>> BEGIN Extracted information
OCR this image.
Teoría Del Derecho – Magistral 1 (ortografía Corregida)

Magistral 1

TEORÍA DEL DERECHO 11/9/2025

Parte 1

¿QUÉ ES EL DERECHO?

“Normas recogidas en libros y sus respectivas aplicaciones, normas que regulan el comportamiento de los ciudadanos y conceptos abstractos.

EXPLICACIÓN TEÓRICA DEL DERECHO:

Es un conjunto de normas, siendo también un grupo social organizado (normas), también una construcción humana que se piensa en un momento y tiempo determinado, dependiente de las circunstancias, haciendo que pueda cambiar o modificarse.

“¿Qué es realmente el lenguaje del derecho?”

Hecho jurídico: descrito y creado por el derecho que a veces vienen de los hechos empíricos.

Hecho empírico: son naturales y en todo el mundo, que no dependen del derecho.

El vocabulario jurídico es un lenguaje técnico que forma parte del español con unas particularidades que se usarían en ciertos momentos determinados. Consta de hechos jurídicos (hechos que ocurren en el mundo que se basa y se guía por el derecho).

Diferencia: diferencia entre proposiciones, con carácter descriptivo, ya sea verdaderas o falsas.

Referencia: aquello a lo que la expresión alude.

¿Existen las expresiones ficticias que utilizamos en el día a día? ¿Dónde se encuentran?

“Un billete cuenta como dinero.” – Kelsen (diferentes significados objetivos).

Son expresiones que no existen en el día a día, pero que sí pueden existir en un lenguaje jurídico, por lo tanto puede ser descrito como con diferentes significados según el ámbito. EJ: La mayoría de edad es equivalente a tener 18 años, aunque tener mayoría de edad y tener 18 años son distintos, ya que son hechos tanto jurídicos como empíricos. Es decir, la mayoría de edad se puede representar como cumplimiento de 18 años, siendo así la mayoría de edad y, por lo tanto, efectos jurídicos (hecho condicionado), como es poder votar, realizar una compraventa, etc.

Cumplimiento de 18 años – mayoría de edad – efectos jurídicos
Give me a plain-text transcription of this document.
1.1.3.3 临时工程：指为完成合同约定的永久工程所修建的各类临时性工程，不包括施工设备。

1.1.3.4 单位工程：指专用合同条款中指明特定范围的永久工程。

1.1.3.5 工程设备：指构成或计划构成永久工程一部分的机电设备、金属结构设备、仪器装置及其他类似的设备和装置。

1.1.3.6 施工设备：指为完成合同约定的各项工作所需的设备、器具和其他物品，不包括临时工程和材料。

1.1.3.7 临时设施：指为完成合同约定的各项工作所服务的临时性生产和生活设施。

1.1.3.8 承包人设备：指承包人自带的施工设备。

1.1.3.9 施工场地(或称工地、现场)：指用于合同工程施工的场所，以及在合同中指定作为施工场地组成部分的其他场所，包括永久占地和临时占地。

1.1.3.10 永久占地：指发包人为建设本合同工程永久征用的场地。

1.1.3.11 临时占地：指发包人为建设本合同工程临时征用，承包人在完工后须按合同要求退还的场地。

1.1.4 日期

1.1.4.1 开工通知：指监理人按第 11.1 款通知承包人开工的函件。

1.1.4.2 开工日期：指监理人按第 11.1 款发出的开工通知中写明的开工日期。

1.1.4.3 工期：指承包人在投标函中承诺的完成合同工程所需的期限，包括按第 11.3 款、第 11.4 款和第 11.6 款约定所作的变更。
>> END Extracted information
>> BEGIN Extracted information
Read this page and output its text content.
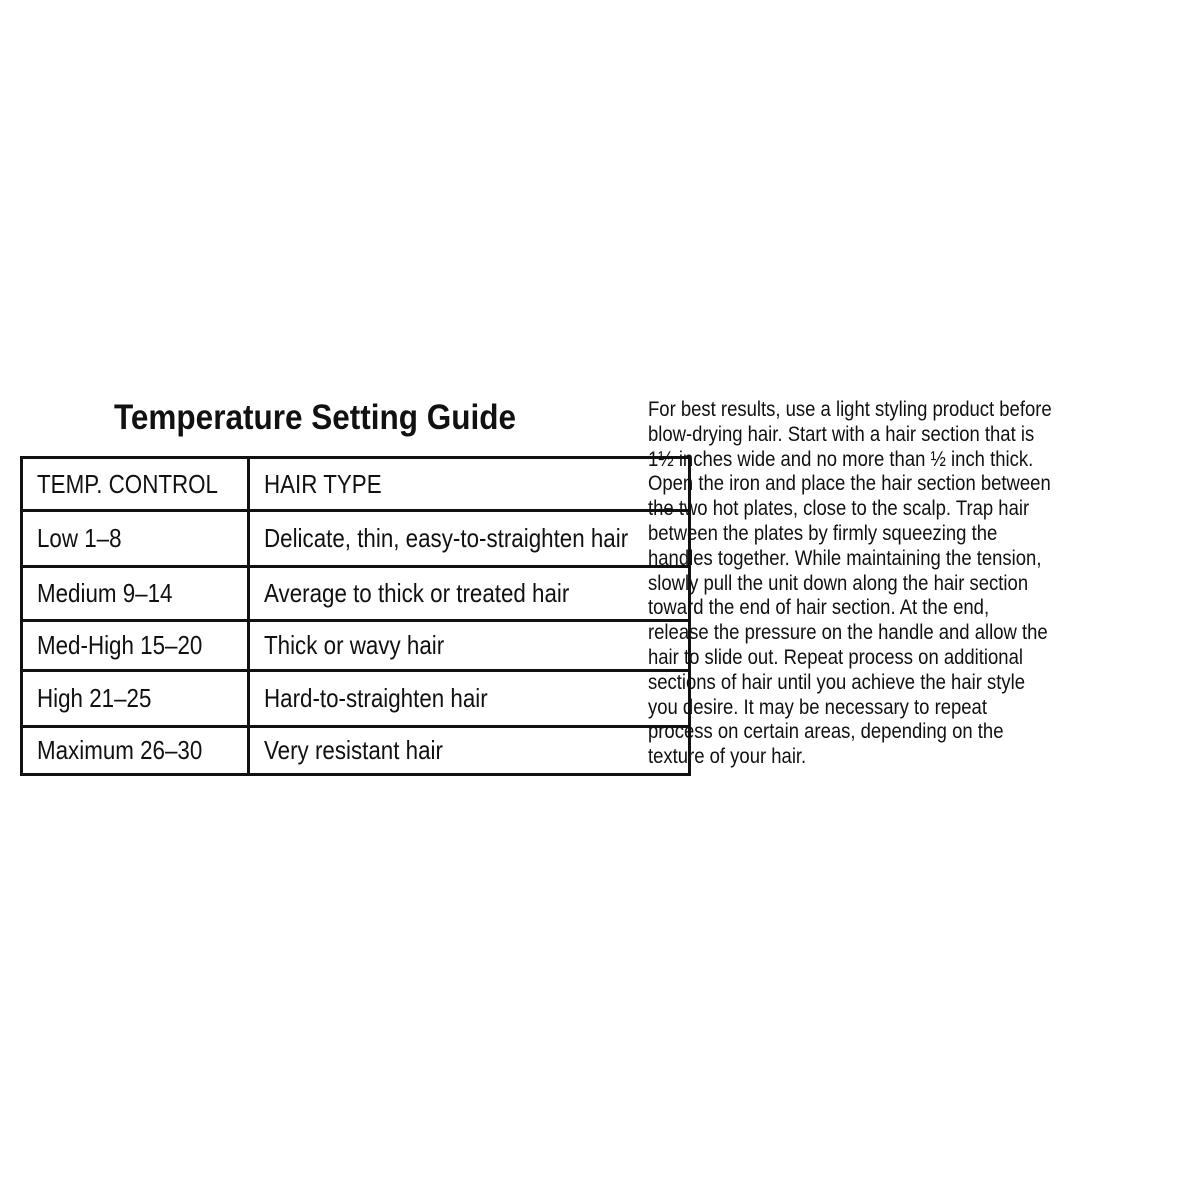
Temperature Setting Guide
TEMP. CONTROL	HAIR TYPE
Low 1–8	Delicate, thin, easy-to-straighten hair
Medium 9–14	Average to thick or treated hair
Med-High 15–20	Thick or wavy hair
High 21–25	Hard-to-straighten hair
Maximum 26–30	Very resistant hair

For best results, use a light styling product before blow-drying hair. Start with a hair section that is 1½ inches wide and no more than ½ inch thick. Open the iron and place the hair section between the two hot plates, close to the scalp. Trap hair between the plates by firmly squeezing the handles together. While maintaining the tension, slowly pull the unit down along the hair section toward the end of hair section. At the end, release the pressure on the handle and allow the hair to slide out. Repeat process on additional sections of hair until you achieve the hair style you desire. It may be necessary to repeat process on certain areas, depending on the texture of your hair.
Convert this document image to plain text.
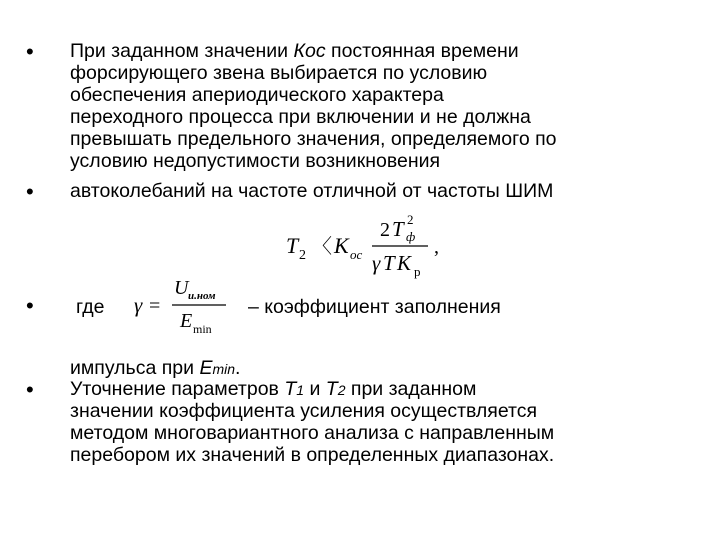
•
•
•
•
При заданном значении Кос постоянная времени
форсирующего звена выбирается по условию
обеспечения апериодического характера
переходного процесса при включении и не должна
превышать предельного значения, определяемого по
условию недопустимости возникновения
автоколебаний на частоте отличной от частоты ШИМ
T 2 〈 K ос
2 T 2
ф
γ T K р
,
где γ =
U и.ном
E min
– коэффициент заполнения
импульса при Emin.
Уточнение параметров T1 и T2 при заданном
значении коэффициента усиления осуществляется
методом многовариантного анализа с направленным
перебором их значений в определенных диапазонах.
>> END Extracted information
Go through the records. Copy each line where "plain" appears.

Give me a plain-text transcription of this document.
Convert this document image to plain text.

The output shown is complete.